**Given task**: Repeat all of the material exactly as given.

Records from a collection
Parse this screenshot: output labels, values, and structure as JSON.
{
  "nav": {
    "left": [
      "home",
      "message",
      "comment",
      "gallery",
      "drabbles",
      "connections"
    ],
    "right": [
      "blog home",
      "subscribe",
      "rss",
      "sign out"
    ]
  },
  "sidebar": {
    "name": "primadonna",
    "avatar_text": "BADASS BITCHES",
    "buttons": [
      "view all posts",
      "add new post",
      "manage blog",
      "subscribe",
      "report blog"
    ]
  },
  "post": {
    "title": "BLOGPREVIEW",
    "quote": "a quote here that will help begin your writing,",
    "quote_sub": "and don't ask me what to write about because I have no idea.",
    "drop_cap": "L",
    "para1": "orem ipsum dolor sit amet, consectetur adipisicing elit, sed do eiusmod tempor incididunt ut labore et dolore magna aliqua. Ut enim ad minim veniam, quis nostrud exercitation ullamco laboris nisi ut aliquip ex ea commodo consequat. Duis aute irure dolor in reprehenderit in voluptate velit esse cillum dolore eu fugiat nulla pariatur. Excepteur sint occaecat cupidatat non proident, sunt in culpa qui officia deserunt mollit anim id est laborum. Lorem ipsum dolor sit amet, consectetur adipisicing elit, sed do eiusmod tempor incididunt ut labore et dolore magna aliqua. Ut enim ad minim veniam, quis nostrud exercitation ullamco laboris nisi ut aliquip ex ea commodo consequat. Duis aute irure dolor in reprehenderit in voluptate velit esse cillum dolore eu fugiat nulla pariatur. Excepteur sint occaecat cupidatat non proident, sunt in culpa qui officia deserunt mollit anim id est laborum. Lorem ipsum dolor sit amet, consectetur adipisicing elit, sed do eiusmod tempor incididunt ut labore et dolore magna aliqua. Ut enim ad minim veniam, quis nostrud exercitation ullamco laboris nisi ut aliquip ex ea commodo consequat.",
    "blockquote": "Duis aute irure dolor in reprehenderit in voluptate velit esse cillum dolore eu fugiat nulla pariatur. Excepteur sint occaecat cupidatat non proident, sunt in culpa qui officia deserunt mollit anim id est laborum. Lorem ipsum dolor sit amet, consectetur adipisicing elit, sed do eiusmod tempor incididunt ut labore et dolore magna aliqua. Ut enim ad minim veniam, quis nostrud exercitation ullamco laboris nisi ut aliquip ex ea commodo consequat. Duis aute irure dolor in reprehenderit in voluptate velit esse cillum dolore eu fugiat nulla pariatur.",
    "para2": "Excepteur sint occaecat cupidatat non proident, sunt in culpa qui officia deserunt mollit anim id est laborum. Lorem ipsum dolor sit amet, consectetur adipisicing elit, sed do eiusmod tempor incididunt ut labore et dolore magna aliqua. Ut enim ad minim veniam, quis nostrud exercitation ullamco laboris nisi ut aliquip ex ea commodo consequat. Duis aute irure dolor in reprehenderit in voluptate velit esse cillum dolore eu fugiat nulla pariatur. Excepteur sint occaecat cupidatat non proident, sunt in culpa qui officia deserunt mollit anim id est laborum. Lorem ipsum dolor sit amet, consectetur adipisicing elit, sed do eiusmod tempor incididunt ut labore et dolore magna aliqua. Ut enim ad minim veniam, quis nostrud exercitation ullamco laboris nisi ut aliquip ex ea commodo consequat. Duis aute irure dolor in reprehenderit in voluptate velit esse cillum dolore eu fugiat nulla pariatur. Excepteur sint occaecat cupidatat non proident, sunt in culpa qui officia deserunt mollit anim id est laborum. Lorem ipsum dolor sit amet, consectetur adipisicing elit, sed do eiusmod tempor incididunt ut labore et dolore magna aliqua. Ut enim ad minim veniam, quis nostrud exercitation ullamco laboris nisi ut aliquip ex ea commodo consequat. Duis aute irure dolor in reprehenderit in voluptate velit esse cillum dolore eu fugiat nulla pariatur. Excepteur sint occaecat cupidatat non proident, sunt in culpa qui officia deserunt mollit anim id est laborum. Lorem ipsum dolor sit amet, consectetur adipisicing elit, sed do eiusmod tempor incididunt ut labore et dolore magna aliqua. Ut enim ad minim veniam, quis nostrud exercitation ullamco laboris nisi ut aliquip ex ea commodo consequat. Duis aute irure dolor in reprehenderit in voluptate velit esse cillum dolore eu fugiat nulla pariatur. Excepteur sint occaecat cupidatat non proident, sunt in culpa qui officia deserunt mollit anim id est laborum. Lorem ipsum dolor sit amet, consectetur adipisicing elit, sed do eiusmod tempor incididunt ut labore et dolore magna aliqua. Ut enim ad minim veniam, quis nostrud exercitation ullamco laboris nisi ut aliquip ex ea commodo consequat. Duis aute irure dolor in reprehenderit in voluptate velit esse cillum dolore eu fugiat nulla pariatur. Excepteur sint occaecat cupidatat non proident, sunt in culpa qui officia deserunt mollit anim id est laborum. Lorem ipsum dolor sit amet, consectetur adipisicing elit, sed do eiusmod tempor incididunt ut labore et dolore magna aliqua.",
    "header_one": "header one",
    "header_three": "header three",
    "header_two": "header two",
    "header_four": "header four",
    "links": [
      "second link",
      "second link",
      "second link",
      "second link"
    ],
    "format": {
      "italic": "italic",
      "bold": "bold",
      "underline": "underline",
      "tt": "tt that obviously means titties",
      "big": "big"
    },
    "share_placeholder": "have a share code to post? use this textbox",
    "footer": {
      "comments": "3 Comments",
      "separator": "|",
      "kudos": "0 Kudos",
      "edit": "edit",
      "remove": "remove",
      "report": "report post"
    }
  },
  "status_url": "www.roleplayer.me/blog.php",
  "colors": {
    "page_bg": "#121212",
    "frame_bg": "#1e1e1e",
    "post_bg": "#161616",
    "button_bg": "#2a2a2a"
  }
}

**Full answer**:
Parse this screenshot: output labels, values, and structure as JSON.
{
  "nav": {
    "left": [
      "home",
      "message",
      "comment",
      "gallery",
      "drabbles",
      "connections"
    ],
    "right": [
      "blog home",
      "subscribe",
      "rss",
      "sign out"
    ]
  },
  "sidebar": {
    "name": "primadonna",
    "avatar_text": "BADASS BITCHES",
    "buttons": [
      "view all posts",
      "add new post",
      "manage blog",
      "subscribe",
      "report blog"
    ]
  },
  "post": {
    "title": "BLOGPREVIEW",
    "quote": "a quote here that will help begin your writing,",
    "quote_sub": "and don't ask me what to write about because I have no idea.",
    "drop_cap": "L",
    "para1": "orem ipsum dolor sit amet, consectetur adipisicing elit, sed do eiusmod tempor incididunt ut labore et dolore magna aliqua. Ut enim ad minim veniam, quis nostrud exercitation ullamco laboris nisi ut aliquip ex ea commodo consequat. Duis aute irure dolor in reprehenderit in voluptate velit esse cillum dolore eu fugiat nulla pariatur. Excepteur sint occaecat cupidatat non proident, sunt in culpa qui officia deserunt mollit anim id est laborum. Lorem ipsum dolor sit amet, consectetur adipisicing elit, sed do eiusmod tempor incididunt ut labore et dolore magna aliqua. Ut enim ad minim veniam, quis nostrud exercitation ullamco laboris nisi ut aliquip ex ea commodo consequat. Duis aute irure dolor in reprehenderit in voluptate velit esse cillum dolore eu fugiat nulla pariatur. Excepteur sint occaecat cupidatat non proident, sunt in culpa qui officia deserunt mollit anim id est laborum. Lorem ipsum dolor sit amet, consectetur adipisicing elit, sed do eiusmod tempor incididunt ut labore et dolore magna aliqua. Ut enim ad minim veniam, quis nostrud exercitation ullamco laboris nisi ut aliquip ex ea commodo consequat.",
    "blockquote": "Duis aute irure dolor in reprehenderit in voluptate velit esse cillum dolore eu fugiat nulla pariatur. Excepteur sint occaecat cupidatat non proident, sunt in culpa qui officia deserunt mollit anim id est laborum. Lorem ipsum dolor sit amet, consectetur adipisicing elit, sed do eiusmod tempor incididunt ut labore et dolore magna aliqua. Ut enim ad minim veniam, quis nostrud exercitation ullamco laboris nisi ut aliquip ex ea commodo consequat. Duis aute irure dolor in reprehenderit in voluptate velit esse cillum dolore eu fugiat nulla pariatur.",
    "para2": "Excepteur sint occaecat cupidatat non proident, sunt in culpa qui officia deserunt mollit anim id est laborum. Lorem ipsum dolor sit amet, consectetur adipisicing elit, sed do eiusmod tempor incididunt ut labore et dolore magna aliqua. Ut enim ad minim veniam, quis nostrud exercitation ullamco laboris nisi ut aliquip ex ea commodo consequat. Duis aute irure dolor in reprehenderit in voluptate velit esse cillum dolore eu fugiat nulla pariatur. Excepteur sint occaecat cupidatat non proident, sunt in culpa qui officia deserunt mollit anim id est laborum. Lorem ipsum dolor sit amet, consectetur adipisicing elit, sed do eiusmod tempor incididunt ut labore et dolore magna aliqua. Ut enim ad minim veniam, quis nostrud exercitation ullamco laboris nisi ut aliquip ex ea commodo consequat. Duis aute irure dolor in reprehenderit in voluptate velit esse cillum dolore eu fugiat nulla pariatur. Excepteur sint occaecat cupidatat non proident, sunt in culpa qui officia deserunt mollit anim id est laborum. Lorem ipsum dolor sit amet, consectetur adipisicing elit, sed do eiusmod tempor incididunt ut labore et dolore magna aliqua. Ut enim ad minim veniam, quis nostrud exercitation ullamco laboris nisi ut aliquip ex ea commodo consequat. Duis aute irure dolor in reprehenderit in voluptate velit esse cillum dolore eu fugiat nulla pariatur. Excepteur sint occaecat cupidatat non proident, sunt in culpa qui officia deserunt mollit anim id est laborum. Lorem ipsum dolor sit amet, consectetur adipisicing elit, sed do eiusmod tempor incididunt ut labore et dolore magna aliqua. Ut enim ad minim veniam, quis nostrud exercitation ullamco laboris nisi ut aliquip ex ea commodo consequat. Duis aute irure dolor in reprehenderit in voluptate velit esse cillum dolore eu fugiat nulla pariatur. Excepteur sint occaecat cupidatat non proident, sunt in culpa qui officia deserunt mollit anim id est laborum. Lorem ipsum dolor sit amet, consectetur adipisicing elit, sed do eiusmod tempor incididunt ut labore et dolore magna aliqua. Ut enim ad minim veniam, quis nostrud exercitation ullamco laboris nisi ut aliquip ex ea commodo consequat. Duis aute irure dolor in reprehenderit in voluptate velit esse cillum dolore eu fugiat nulla pariatur. Excepteur sint occaecat cupidatat non proident, sunt in culpa qui officia deserunt mollit anim id est laborum. Lorem ipsum dolor sit amet, consectetur adipisicing elit, sed do eiusmod tempor incididunt ut labore et dolore magna aliqua.",
    "header_one": "header one",
    "header_three": "header three",
    "header_two": "header two",
    "header_four": "header four",
    "links": [
      "second link",
      "second link",
      "second link",
      "second link"
    ],
    "format": {
      "italic": "italic",
      "bold": "bold",
      "underline": "underline",
      "tt": "tt that obviously means titties",
      "big": "big"
    },
    "share_placeholder": "have a share code to post? use this textbox",
    "footer": {
      "comments": "3 Comments",
      "separator": "|",
      "kudos": "0 Kudos",
      "edit": "edit",
      "remove": "remove",
      "report": "report post"
    }
  },
  "status_url": "www.roleplayer.me/blog.php",
  "colors": {
    "page_bg": "#121212",
    "frame_bg": "#1e1e1e",
    "post_bg": "#161616",
    "button_bg": "#2a2a2a"
  }
}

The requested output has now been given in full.